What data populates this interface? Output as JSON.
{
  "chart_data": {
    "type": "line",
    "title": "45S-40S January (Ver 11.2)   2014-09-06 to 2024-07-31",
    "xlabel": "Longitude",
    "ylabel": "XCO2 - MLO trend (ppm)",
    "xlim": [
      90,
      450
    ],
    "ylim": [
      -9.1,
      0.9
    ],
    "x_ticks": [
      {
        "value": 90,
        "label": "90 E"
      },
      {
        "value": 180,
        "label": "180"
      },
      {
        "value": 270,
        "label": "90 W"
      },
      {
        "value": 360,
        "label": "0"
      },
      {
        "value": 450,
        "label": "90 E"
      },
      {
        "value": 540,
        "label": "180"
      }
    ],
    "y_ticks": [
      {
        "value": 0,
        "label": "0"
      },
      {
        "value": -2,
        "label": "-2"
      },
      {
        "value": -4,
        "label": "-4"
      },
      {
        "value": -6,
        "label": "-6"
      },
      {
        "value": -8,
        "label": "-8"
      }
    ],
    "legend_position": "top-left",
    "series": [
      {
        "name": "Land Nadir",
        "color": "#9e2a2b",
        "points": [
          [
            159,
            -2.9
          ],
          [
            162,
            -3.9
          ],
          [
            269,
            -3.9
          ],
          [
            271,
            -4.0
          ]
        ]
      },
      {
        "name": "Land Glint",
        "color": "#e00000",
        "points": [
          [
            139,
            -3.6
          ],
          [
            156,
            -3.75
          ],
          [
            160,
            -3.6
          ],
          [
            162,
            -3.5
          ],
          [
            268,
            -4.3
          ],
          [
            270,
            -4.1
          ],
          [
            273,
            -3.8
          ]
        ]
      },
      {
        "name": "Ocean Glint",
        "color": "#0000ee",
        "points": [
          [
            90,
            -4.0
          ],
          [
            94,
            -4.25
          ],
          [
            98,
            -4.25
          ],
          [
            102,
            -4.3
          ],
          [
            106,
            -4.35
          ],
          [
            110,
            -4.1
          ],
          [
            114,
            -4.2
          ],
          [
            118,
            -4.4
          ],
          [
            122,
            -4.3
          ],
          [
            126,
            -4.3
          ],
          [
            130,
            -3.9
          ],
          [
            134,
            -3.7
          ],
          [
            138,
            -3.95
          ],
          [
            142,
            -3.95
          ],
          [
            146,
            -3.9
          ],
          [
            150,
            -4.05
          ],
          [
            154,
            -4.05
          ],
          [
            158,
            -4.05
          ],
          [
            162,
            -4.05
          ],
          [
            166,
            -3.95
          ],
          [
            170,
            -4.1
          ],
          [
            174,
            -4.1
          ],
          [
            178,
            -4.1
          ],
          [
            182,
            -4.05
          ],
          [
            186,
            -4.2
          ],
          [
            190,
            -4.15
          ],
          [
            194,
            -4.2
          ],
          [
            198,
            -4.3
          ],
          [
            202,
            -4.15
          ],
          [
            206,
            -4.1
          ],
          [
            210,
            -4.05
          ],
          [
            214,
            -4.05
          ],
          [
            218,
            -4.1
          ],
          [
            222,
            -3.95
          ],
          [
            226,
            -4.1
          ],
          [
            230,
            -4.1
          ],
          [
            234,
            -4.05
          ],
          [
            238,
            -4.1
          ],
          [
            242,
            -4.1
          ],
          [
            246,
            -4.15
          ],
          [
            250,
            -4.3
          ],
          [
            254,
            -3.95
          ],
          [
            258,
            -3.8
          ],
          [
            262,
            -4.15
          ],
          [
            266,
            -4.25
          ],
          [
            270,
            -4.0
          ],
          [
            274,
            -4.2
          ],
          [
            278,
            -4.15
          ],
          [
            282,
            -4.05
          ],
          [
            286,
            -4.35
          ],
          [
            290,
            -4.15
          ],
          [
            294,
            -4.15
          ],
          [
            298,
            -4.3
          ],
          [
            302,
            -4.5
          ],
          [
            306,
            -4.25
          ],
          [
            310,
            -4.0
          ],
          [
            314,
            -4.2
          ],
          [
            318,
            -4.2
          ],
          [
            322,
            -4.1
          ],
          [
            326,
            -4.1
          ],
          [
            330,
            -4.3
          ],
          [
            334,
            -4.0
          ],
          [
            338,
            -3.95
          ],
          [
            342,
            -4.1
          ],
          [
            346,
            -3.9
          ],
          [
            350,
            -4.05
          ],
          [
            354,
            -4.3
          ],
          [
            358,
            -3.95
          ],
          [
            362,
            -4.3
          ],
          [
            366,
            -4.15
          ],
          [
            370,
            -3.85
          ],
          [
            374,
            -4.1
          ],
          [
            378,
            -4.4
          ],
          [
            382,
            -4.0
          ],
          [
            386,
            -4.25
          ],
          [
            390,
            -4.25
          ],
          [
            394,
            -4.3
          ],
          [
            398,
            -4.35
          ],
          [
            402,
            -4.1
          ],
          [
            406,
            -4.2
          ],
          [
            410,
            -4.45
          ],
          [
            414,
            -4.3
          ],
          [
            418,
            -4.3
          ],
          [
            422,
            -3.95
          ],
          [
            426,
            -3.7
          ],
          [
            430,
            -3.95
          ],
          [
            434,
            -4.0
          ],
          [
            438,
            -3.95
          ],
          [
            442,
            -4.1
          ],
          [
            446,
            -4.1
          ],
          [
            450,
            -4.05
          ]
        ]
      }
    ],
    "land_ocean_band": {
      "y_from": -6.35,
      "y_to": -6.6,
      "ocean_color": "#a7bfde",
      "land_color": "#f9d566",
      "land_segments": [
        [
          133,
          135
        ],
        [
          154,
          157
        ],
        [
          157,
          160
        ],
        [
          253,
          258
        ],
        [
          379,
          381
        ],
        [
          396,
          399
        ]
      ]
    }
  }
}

• • • • • • •

Show all lines above holding "value".

        "value": 90,
        "value": 180,
        "value": 270,
        "value": 360,
        "value": 450,
        "value": 540,
        "value": 0,
        "value": -2,
        "value": -4,
        "value": -6,
        "value": -8,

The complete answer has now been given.